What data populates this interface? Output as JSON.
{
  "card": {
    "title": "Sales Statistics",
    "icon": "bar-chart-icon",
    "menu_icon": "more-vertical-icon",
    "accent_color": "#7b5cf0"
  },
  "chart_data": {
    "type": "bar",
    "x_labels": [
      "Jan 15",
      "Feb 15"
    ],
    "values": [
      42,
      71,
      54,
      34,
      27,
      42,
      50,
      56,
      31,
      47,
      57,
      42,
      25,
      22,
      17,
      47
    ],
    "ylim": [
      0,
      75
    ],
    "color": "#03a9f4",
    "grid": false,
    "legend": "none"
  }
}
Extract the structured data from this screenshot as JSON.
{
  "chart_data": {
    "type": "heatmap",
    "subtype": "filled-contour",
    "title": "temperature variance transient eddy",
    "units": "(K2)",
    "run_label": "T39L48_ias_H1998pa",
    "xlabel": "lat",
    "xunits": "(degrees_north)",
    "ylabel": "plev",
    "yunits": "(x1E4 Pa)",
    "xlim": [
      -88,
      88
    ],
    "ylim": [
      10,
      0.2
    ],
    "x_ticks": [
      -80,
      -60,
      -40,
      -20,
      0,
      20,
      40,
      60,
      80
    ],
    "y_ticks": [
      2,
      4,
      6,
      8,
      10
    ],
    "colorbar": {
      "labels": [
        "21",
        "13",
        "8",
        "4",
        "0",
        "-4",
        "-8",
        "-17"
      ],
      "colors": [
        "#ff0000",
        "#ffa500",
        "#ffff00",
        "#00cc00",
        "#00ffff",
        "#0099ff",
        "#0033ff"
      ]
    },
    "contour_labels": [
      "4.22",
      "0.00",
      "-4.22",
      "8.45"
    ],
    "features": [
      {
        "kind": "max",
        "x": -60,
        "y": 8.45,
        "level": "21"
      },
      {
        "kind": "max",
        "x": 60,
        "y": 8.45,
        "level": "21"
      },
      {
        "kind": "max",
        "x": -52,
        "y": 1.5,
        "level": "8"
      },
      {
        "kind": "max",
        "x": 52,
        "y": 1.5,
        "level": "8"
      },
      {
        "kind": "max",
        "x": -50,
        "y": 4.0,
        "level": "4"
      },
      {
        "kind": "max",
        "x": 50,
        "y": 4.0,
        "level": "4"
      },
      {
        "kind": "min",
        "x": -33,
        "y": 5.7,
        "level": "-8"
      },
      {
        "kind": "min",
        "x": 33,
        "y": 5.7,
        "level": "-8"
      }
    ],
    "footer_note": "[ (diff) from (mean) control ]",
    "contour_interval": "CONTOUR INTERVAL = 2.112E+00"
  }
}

##########

To do
Quote the data in full, keeping each word unchanged.

Written response
What data populates this interface? Output as JSON.
{
  "card": {
    "title": "Sales Statistics",
    "icon": "bar-chart-icon",
    "menu_icon": "more-vertical-icon",
    "accent_color": "#7b5cf0"
  },
  "chart_data": {
    "type": "bar",
    "x_labels": [
      "Jan 15",
      "Feb 15"
    ],
    "values": [
      42,
      71,
      54,
      34,
      27,
      42,
      50,
      56,
      31,
      47,
      57,
      42,
      25,
      22,
      17,
      47
    ],
    "ylim": [
      0,
      75
    ],
    "color": "#03a9f4",
    "grid": false,
    "legend": "none"
  }
}
Extract the structured data from this screenshot as JSON.
{
  "chart_data": {
    "type": "heatmap",
    "subtype": "filled-contour",
    "title": "temperature variance transient eddy",
    "units": "(K2)",
    "run_label": "T39L48_ias_H1998pa",
    "xlabel": "lat",
    "xunits": "(degrees_north)",
    "ylabel": "plev",
    "yunits": "(x1E4 Pa)",
    "xlim": [
      -88,
      88
    ],
    "ylim": [
      10,
      0.2
    ],
    "x_ticks": [
      -80,
      -60,
      -40,
      -20,
      0,
      20,
      40,
      60,
      80
    ],
    "y_ticks": [
      2,
      4,
      6,
      8,
      10
    ],
    "colorbar": {
      "labels": [
        "21",
        "13",
        "8",
        "4",
        "0",
        "-4",
        "-8",
        "-17"
      ],
      "colors": [
        "#ff0000",
        "#ffa500",
        "#ffff00",
        "#00cc00",
        "#00ffff",
        "#0099ff",
        "#0033ff"
      ]
    },
    "contour_labels": [
      "4.22",
      "0.00",
      "-4.22",
      "8.45"
    ],
    "features": [
      {
        "kind": "max",
        "x": -60,
        "y": 8.45,
        "level": "21"
      },
      {
        "kind": "max",
        "x": 60,
        "y": 8.45,
        "level": "21"
      },
      {
        "kind": "max",
        "x": -52,
        "y": 1.5,
        "level": "8"
      },
      {
        "kind": "max",
        "x": 52,
        "y": 1.5,
        "level": "8"
      },
      {
        "kind": "max",
        "x": -50,
        "y": 4.0,
        "level": "4"
      },
      {
        "kind": "max",
        "x": 50,
        "y": 4.0,
        "level": "4"
      },
      {
        "kind": "min",
        "x": -33,
        "y": 5.7,
        "level": "-8"
      },
      {
        "kind": "min",
        "x": 33,
        "y": 5.7,
        "level": "-8"
      }
    ],
    "footer_note": "[ (diff) from (mean) control ]",
    "contour_interval": "CONTOUR INTERVAL = 2.112E+00"
  }
}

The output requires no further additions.